## THE EXERCISE
Repeat all the material exactly; pictures stay out of your copy.

[Collected data entries]
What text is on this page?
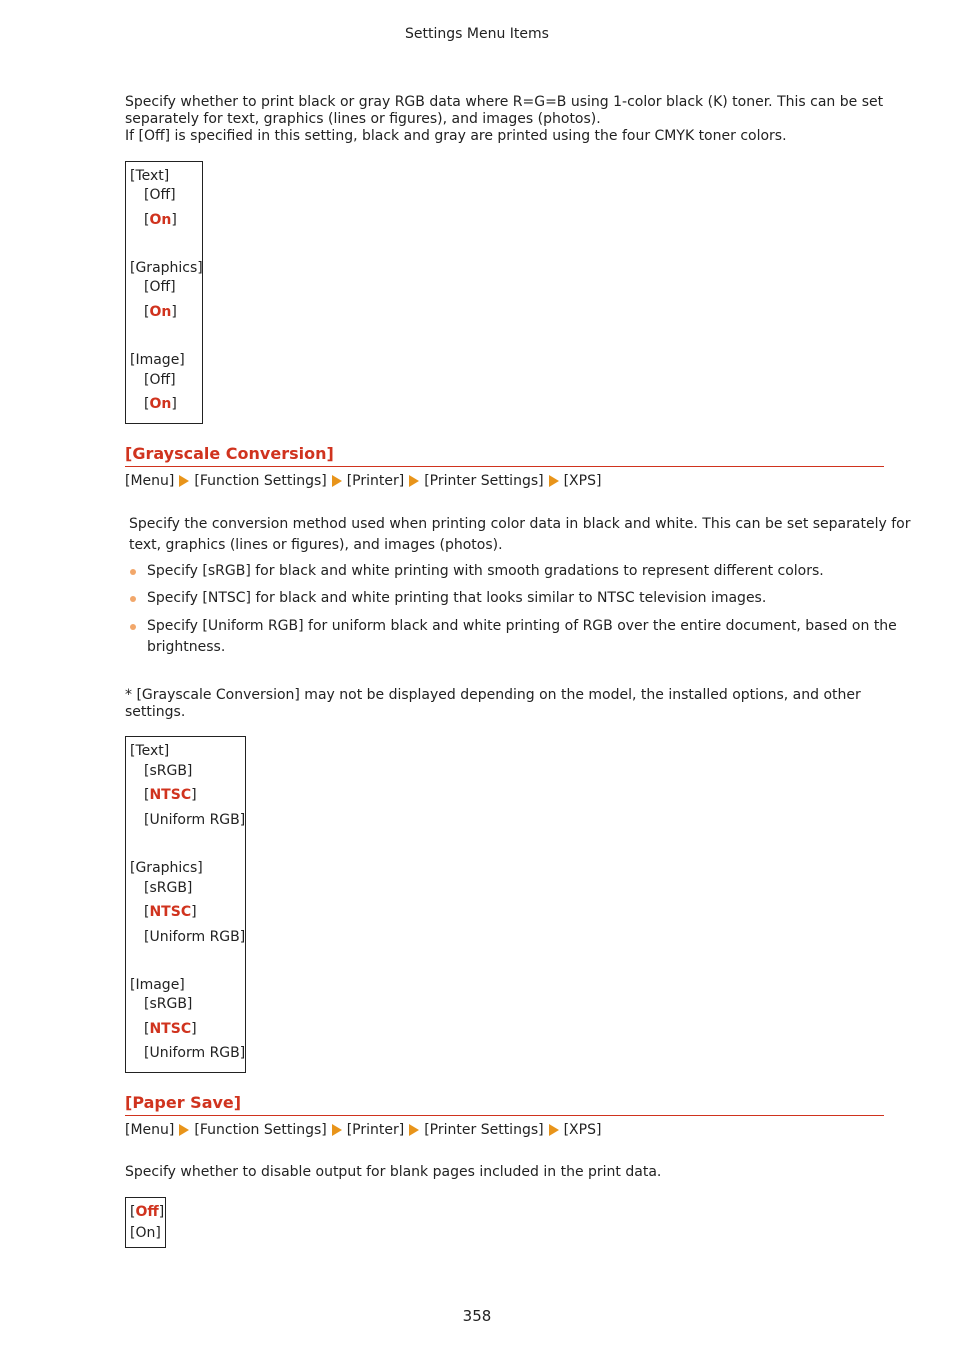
Settings Menu Items
Specify whether to print black or gray RGB data where R=G=B using 1-color black (K) toner. This can be set
separately for text, graphics (lines or figures), and images (photos).
If [Off] is specified in this setting, black and gray are printed using the four CMYK toner colors.
[Text]
[Off]
[On]
[Graphics]
[Off]
[On]
[Image]
[Off]
[On]
[Grayscale Conversion]
[Menu] [Function Settings] [Printer] [Printer Settings] [XPS]
Specify the conversion method used when printing color data in black and white. This can be set separately for
text, graphics (lines or figures), and images (photos).
Specify [sRGB] for black and white printing with smooth gradations to represent different colors.
Specify [NTSC] for black and white printing that looks similar to NTSC television images.
Specify [Uniform RGB] for uniform black and white printing of RGB over the entire document, based on the
brightness.
* [Grayscale Conversion] may not be displayed depending on the model, the installed options, and other
settings.
[Text]
[sRGB]
[NTSC]
[Uniform RGB]
[Graphics]
[sRGB]
[NTSC]
[Uniform RGB]
[Image]
[sRGB]
[NTSC]
[Uniform RGB]
[Paper Save]
[Menu] [Function Settings] [Printer] [Printer Settings] [XPS]
Specify whether to disable output for blank pages included in the print data.
[Off]
[On]
358
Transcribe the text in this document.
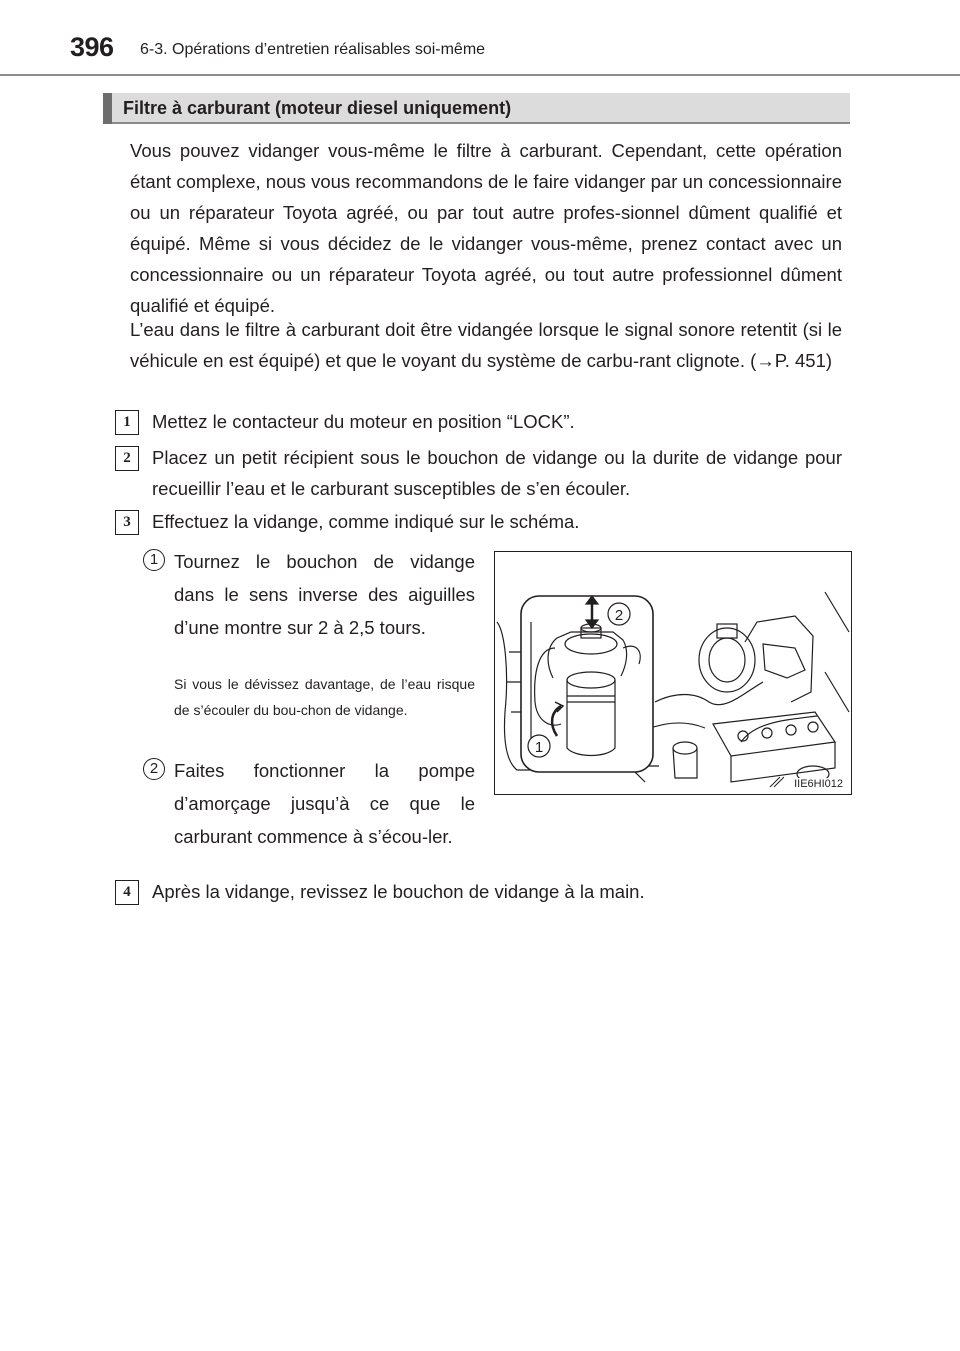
396 6-3. Opérations d’entretien réalisables soi-même
Filtre à carburant (moteur diesel uniquement)
Vous pouvez vidanger vous-même le filtre à carburant. Cependant, cette opération étant complexe, nous vous recommandons de le faire vidanger par un concessionnaire ou un réparateur Toyota agréé, ou par tout autre profes-sionnel dûment qualifié et équipé. Même si vous décidez de le vidanger vous-même, prenez contact avec un concessionnaire ou un réparateur Toyota agréé, ou tout autre professionnel dûment qualifié et équipé.
L’eau dans le filtre à carburant doit être vidangée lorsque le signal sonore retentit (si le véhicule en est équipé) et que le voyant du système de carbu-rant clignote. (→P. 451)
1	Mettez le contacteur du moteur en position “LOCK”.
2	Placez un petit récipient sous le bouchon de vidange ou la durite de vidange pour recueillir l’eau et le carburant susceptibles de s’en écouler.
3	Effectuez la vidange, comme indiqué sur le schéma.
1 Tournez le bouchon de vidange dans le sens inverse des aiguilles d’une montre sur 2 à 2,5 tours.
Si vous le dévissez davantage, de l’eau risque de s’écouler du bou-chon de vidange.
2 Faites fonctionner la pompe d’amorçage jusqu’à ce que le carburant commence à s’écou-ler.
4	Après la vidange, revissez le bouchon de vidange à la main.
2
1
IIE6HI012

## WRITTEN SOLUTION
What text is on this page?
Settings Menu Items
Specify whether to print black or gray RGB data where R=G=B using 1-color black (K) toner. This can be set
separately for text, graphics (lines or figures), and images (photos).
If [Off] is specified in this setting, black and gray are printed using the four CMYK toner colors.
[Text]
[Off]
[On]
[Graphics]
[Off]
[On]
[Image]
[Off]
[On]
[Grayscale Conversion]
[Menu] [Function Settings] [Printer] [Printer Settings] [XPS]
Specify the conversion method used when printing color data in black and white. This can be set separately for
text, graphics (lines or figures), and images (photos).
Specify [sRGB] for black and white printing with smooth gradations to represent different colors.
Specify [NTSC] for black and white printing that looks similar to NTSC television images.
Specify [Uniform RGB] for uniform black and white printing of RGB over the entire document, based on the
brightness.
* [Grayscale Conversion] may not be displayed depending on the model, the installed options, and other
settings.
[Text]
[sRGB]
[NTSC]
[Uniform RGB]
[Graphics]
[sRGB]
[NTSC]
[Uniform RGB]
[Image]
[sRGB]
[NTSC]
[Uniform RGB]
[Paper Save]
[Menu] [Function Settings] [Printer] [Printer Settings] [XPS]
Specify whether to disable output for blank pages included in the print data.
[Off]
[On]
358
Transcribe the text in this document.
396 6-3. Opérations d’entretien réalisables soi-même
Filtre à carburant (moteur diesel uniquement)
Vous pouvez vidanger vous-même le filtre à carburant. Cependant, cette opération étant complexe, nous vous recommandons de le faire vidanger par un concessionnaire ou un réparateur Toyota agréé, ou par tout autre profes-sionnel dûment qualifié et équipé. Même si vous décidez de le vidanger vous-même, prenez contact avec un concessionnaire ou un réparateur Toyota agréé, ou tout autre professionnel dûment qualifié et équipé.
L’eau dans le filtre à carburant doit être vidangée lorsque le signal sonore retentit (si le véhicule en est équipé) et que le voyant du système de carbu-rant clignote. (→P. 451)
1	Mettez le contacteur du moteur en position “LOCK”.
2	Placez un petit récipient sous le bouchon de vidange ou la durite de vidange pour recueillir l’eau et le carburant susceptibles de s’en écouler.
3	Effectuez la vidange, comme indiqué sur le schéma.
1 Tournez le bouchon de vidange dans le sens inverse des aiguilles d’une montre sur 2 à 2,5 tours.
Si vous le dévissez davantage, de l’eau risque de s’écouler du bou-chon de vidange.
2 Faites fonctionner la pompe d’amorçage jusqu’à ce que le carburant commence à s’écou-ler.
4	Après la vidange, revissez le bouchon de vidange à la main.
2
1
IIE6HI012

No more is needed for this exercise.